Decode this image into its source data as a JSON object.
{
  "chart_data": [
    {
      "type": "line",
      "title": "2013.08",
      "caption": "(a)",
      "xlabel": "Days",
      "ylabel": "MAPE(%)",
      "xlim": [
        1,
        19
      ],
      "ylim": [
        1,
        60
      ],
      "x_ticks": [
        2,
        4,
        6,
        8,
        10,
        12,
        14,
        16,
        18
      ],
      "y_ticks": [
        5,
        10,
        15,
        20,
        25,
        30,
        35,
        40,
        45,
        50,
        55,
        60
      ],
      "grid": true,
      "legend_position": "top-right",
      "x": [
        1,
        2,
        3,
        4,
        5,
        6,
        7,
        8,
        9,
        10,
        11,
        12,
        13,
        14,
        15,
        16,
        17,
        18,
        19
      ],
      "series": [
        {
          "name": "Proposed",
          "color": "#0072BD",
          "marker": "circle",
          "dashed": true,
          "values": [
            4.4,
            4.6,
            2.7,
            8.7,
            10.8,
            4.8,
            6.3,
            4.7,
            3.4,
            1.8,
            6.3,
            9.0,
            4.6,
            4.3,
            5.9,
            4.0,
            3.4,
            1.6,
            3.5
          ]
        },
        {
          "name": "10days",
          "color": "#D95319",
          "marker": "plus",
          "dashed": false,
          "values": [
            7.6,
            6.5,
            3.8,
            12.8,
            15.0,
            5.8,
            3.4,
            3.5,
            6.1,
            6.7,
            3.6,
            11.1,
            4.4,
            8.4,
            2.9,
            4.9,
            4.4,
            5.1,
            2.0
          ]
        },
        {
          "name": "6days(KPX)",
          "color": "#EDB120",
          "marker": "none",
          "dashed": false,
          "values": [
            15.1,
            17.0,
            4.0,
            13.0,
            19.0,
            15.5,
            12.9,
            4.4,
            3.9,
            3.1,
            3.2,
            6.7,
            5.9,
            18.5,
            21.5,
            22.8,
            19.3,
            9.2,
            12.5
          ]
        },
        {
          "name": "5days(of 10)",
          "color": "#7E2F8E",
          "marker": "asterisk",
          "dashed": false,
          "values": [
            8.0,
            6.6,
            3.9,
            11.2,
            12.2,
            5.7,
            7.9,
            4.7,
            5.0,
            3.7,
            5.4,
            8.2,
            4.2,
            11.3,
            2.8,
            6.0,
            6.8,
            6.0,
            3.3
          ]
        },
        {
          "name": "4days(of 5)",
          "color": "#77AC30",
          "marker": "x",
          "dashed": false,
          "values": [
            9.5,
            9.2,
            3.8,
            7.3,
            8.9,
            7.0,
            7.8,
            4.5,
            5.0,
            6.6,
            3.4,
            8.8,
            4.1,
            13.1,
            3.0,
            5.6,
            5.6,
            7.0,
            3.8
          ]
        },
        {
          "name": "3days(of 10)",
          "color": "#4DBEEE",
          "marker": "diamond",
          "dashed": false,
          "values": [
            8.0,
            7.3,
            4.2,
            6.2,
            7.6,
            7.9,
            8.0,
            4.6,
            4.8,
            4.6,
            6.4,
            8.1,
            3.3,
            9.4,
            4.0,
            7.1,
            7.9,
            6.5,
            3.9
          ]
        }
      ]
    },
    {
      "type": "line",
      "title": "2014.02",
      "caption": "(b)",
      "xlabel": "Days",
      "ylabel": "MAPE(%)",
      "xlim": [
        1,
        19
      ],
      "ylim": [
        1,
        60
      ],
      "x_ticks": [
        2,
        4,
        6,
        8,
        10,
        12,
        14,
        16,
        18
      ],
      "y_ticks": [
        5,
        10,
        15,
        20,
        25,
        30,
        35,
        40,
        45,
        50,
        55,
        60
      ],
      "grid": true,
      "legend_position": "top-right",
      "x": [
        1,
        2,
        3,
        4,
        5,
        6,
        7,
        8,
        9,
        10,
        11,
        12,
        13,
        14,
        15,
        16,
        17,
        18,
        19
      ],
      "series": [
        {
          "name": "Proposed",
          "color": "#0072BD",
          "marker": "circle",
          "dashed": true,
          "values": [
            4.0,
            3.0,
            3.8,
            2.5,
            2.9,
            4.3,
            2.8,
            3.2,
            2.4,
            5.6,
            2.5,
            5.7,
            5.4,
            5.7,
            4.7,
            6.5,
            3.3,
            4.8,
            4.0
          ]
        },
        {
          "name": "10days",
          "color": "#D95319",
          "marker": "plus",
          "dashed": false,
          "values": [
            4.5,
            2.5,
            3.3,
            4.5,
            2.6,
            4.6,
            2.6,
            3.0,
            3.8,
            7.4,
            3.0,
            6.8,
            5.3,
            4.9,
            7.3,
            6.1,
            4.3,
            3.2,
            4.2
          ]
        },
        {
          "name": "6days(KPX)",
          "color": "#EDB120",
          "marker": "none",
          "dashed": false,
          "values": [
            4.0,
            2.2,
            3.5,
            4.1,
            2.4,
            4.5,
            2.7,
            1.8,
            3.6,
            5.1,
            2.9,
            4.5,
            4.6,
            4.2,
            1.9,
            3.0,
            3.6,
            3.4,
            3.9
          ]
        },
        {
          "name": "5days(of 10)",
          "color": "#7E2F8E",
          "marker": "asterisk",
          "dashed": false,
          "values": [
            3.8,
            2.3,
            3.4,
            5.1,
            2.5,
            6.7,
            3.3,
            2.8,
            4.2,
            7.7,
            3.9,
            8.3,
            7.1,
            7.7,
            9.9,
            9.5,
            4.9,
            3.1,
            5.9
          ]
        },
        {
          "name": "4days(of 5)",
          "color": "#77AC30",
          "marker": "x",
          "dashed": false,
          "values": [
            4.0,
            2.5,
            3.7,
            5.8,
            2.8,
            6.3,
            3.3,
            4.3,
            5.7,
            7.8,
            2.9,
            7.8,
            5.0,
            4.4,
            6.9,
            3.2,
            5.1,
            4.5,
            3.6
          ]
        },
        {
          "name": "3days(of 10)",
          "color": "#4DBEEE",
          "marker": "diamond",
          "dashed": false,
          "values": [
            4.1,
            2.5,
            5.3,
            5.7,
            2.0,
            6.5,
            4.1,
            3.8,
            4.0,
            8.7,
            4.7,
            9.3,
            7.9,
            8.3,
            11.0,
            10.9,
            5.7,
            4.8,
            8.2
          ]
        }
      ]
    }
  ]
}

###

Print the complete listing again, exactly as it stands.

Decode this image into its source data as a JSON object.
{
  "chart_data": [
    {
      "type": "line",
      "title": "2013.08",
      "caption": "(a)",
      "xlabel": "Days",
      "ylabel": "MAPE(%)",
      "xlim": [
        1,
        19
      ],
      "ylim": [
        1,
        60
      ],
      "x_ticks": [
        2,
        4,
        6,
        8,
        10,
        12,
        14,
        16,
        18
      ],
      "y_ticks": [
        5,
        10,
        15,
        20,
        25,
        30,
        35,
        40,
        45,
        50,
        55,
        60
      ],
      "grid": true,
      "legend_position": "top-right",
      "x": [
        1,
        2,
        3,
        4,
        5,
        6,
        7,
        8,
        9,
        10,
        11,
        12,
        13,
        14,
        15,
        16,
        17,
        18,
        19
      ],
      "series": [
        {
          "name": "Proposed",
          "color": "#0072BD",
          "marker": "circle",
          "dashed": true,
          "values": [
            4.4,
            4.6,
            2.7,
            8.7,
            10.8,
            4.8,
            6.3,
            4.7,
            3.4,
            1.8,
            6.3,
            9.0,
            4.6,
            4.3,
            5.9,
            4.0,
            3.4,
            1.6,
            3.5
          ]
        },
        {
          "name": "10days",
          "color": "#D95319",
          "marker": "plus",
          "dashed": false,
          "values": [
            7.6,
            6.5,
            3.8,
            12.8,
            15.0,
            5.8,
            3.4,
            3.5,
            6.1,
            6.7,
            3.6,
            11.1,
            4.4,
            8.4,
            2.9,
            4.9,
            4.4,
            5.1,
            2.0
          ]
        },
        {
          "name": "6days(KPX)",
          "color": "#EDB120",
          "marker": "none",
          "dashed": false,
          "values": [
            15.1,
            17.0,
            4.0,
            13.0,
            19.0,
            15.5,
            12.9,
            4.4,
            3.9,
            3.1,
            3.2,
            6.7,
            5.9,
            18.5,
            21.5,
            22.8,
            19.3,
            9.2,
            12.5
          ]
        },
        {
          "name": "5days(of 10)",
          "color": "#7E2F8E",
          "marker": "asterisk",
          "dashed": false,
          "values": [
            8.0,
            6.6,
            3.9,
            11.2,
            12.2,
            5.7,
            7.9,
            4.7,
            5.0,
            3.7,
            5.4,
            8.2,
            4.2,
            11.3,
            2.8,
            6.0,
            6.8,
            6.0,
            3.3
          ]
        },
        {
          "name": "4days(of 5)",
          "color": "#77AC30",
          "marker": "x",
          "dashed": false,
          "values": [
            9.5,
            9.2,
            3.8,
            7.3,
            8.9,
            7.0,
            7.8,
            4.5,
            5.0,
            6.6,
            3.4,
            8.8,
            4.1,
            13.1,
            3.0,
            5.6,
            5.6,
            7.0,
            3.8
          ]
        },
        {
          "name": "3days(of 10)",
          "color": "#4DBEEE",
          "marker": "diamond",
          "dashed": false,
          "values": [
            8.0,
            7.3,
            4.2,
            6.2,
            7.6,
            7.9,
            8.0,
            4.6,
            4.8,
            4.6,
            6.4,
            8.1,
            3.3,
            9.4,
            4.0,
            7.1,
            7.9,
            6.5,
            3.9
          ]
        }
      ]
    },
    {
      "type": "line",
      "title": "2014.02",
      "caption": "(b)",
      "xlabel": "Days",
      "ylabel": "MAPE(%)",
      "xlim": [
        1,
        19
      ],
      "ylim": [
        1,
        60
      ],
      "x_ticks": [
        2,
        4,
        6,
        8,
        10,
        12,
        14,
        16,
        18
      ],
      "y_ticks": [
        5,
        10,
        15,
        20,
        25,
        30,
        35,
        40,
        45,
        50,
        55,
        60
      ],
      "grid": true,
      "legend_position": "top-right",
      "x": [
        1,
        2,
        3,
        4,
        5,
        6,
        7,
        8,
        9,
        10,
        11,
        12,
        13,
        14,
        15,
        16,
        17,
        18,
        19
      ],
      "series": [
        {
          "name": "Proposed",
          "color": "#0072BD",
          "marker": "circle",
          "dashed": true,
          "values": [
            4.0,
            3.0,
            3.8,
            2.5,
            2.9,
            4.3,
            2.8,
            3.2,
            2.4,
            5.6,
            2.5,
            5.7,
            5.4,
            5.7,
            4.7,
            6.5,
            3.3,
            4.8,
            4.0
          ]
        },
        {
          "name": "10days",
          "color": "#D95319",
          "marker": "plus",
          "dashed": false,
          "values": [
            4.5,
            2.5,
            3.3,
            4.5,
            2.6,
            4.6,
            2.6,
            3.0,
            3.8,
            7.4,
            3.0,
            6.8,
            5.3,
            4.9,
            7.3,
            6.1,
            4.3,
            3.2,
            4.2
          ]
        },
        {
          "name": "6days(KPX)",
          "color": "#EDB120",
          "marker": "none",
          "dashed": false,
          "values": [
            4.0,
            2.2,
            3.5,
            4.1,
            2.4,
            4.5,
            2.7,
            1.8,
            3.6,
            5.1,
            2.9,
            4.5,
            4.6,
            4.2,
            1.9,
            3.0,
            3.6,
            3.4,
            3.9
          ]
        },
        {
          "name": "5days(of 10)",
          "color": "#7E2F8E",
          "marker": "asterisk",
          "dashed": false,
          "values": [
            3.8,
            2.3,
            3.4,
            5.1,
            2.5,
            6.7,
            3.3,
            2.8,
            4.2,
            7.7,
            3.9,
            8.3,
            7.1,
            7.7,
            9.9,
            9.5,
            4.9,
            3.1,
            5.9
          ]
        },
        {
          "name": "4days(of 5)",
          "color": "#77AC30",
          "marker": "x",
          "dashed": false,
          "values": [
            4.0,
            2.5,
            3.7,
            5.8,
            2.8,
            6.3,
            3.3,
            4.3,
            5.7,
            7.8,
            2.9,
            7.8,
            5.0,
            4.4,
            6.9,
            3.2,
            5.1,
            4.5,
            3.6
          ]
        },
        {
          "name": "3days(of 10)",
          "color": "#4DBEEE",
          "marker": "diamond",
          "dashed": false,
          "values": [
            4.1,
            2.5,
            5.3,
            5.7,
            2.0,
            6.5,
            4.1,
            3.8,
            4.0,
            8.7,
            4.7,
            9.3,
            7.9,
            8.3,
            11.0,
            10.9,
            5.7,
            4.8,
            8.2
          ]
        }
      ]
    }
  ]
}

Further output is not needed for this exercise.